» Instruction: Can you transcribe every line exactly and leave the pictures behind?

» Entries provided:
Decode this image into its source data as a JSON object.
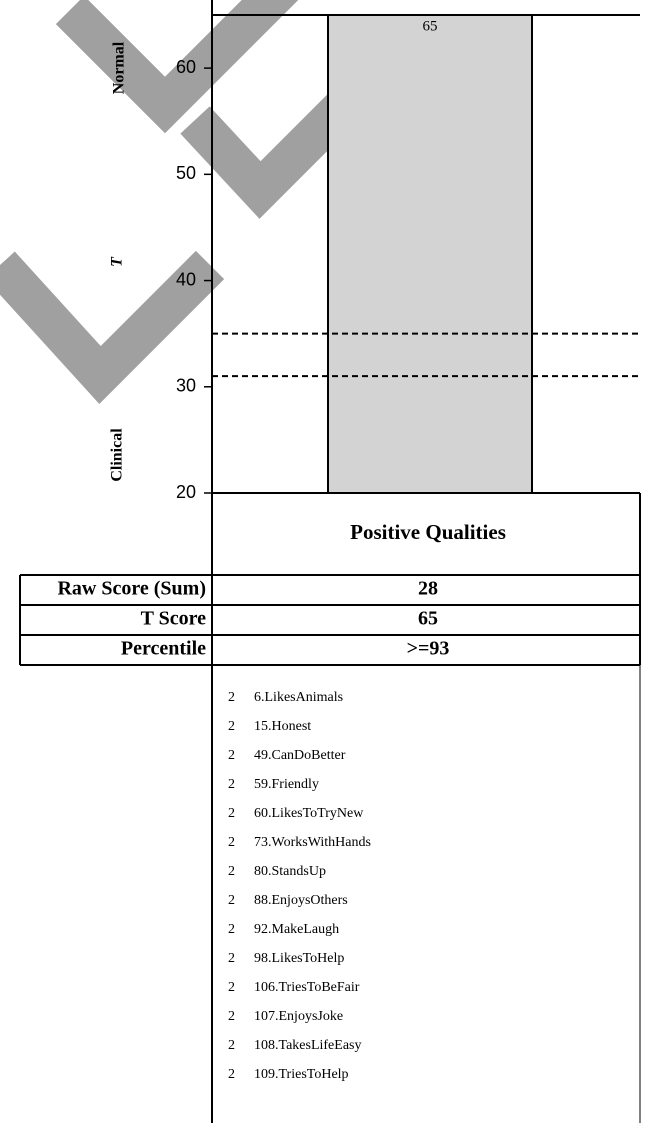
{
  "chart_data": {
    "type": "bar",
    "categories": [
      "Positive Qualities"
    ],
    "values": [
      65
    ],
    "color": "#d3d3d3",
    "ylim": [
      20,
      65
    ],
    "yticks": [
      20,
      30,
      40,
      50,
      60
    ],
    "reference_lines": [
      35,
      31
    ],
    "axis_labels": {
      "top": "Normal",
      "middle": "T",
      "bottom": "Clinical"
    }
  },
  "table": {
    "rows": [
      {
        "label": "Raw Score (Sum)",
        "value": 28
      },
      {
        "label": "T Score",
        "value": 65
      },
      {
        "label": "Percentile",
        "value": ">=93"
      }
    ]
  },
  "items": [
    {
      "score": 2,
      "name": "6.LikesAnimals"
    },
    {
      "score": 2,
      "name": "15.Honest"
    },
    {
      "score": 2,
      "name": "49.CanDoBetter"
    },
    {
      "score": 2,
      "name": "59.Friendly"
    },
    {
      "score": 2,
      "name": "60.LikesToTryNew"
    },
    {
      "score": 2,
      "name": "73.WorksWithHands"
    },
    {
      "score": 2,
      "name": "80.StandsUp"
    },
    {
      "score": 2,
      "name": "88.EnjoysOthers"
    },
    {
      "score": 2,
      "name": "92.MakeLaugh"
    },
    {
      "score": 2,
      "name": "98.LikesToHelp"
    },
    {
      "score": 2,
      "name": "106.TriesToBeFair"
    },
    {
      "score": 2,
      "name": "107.EnjoysJoke"
    },
    {
      "score": 2,
      "name": "108.TakesLifeEasy"
    },
    {
      "score": 2,
      "name": "109.TriesToHelp"
    }
  ]
}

» Answer in full:
Decode this image into its source data as a JSON object.
{
  "chart_data": {
    "type": "bar",
    "categories": [
      "Positive Qualities"
    ],
    "values": [
      65
    ],
    "color": "#d3d3d3",
    "ylim": [
      20,
      65
    ],
    "yticks": [
      20,
      30,
      40,
      50,
      60
    ],
    "reference_lines": [
      35,
      31
    ],
    "axis_labels": {
      "top": "Normal",
      "middle": "T",
      "bottom": "Clinical"
    }
  },
  "table": {
    "rows": [
      {
        "label": "Raw Score (Sum)",
        "value": 28
      },
      {
        "label": "T Score",
        "value": 65
      },
      {
        "label": "Percentile",
        "value": ">=93"
      }
    ]
  },
  "items": [
    {
      "score": 2,
      "name": "6.LikesAnimals"
    },
    {
      "score": 2,
      "name": "15.Honest"
    },
    {
      "score": 2,
      "name": "49.CanDoBetter"
    },
    {
      "score": 2,
      "name": "59.Friendly"
    },
    {
      "score": 2,
      "name": "60.LikesToTryNew"
    },
    {
      "score": 2,
      "name": "73.WorksWithHands"
    },
    {
      "score": 2,
      "name": "80.StandsUp"
    },
    {
      "score": 2,
      "name": "88.EnjoysOthers"
    },
    {
      "score": 2,
      "name": "92.MakeLaugh"
    },
    {
      "score": 2,
      "name": "98.LikesToHelp"
    },
    {
      "score": 2,
      "name": "106.TriesToBeFair"
    },
    {
      "score": 2,
      "name": "107.EnjoysJoke"
    },
    {
      "score": 2,
      "name": "108.TakesLifeEasy"
    },
    {
      "score": 2,
      "name": "109.TriesToHelp"
    }
  ]
}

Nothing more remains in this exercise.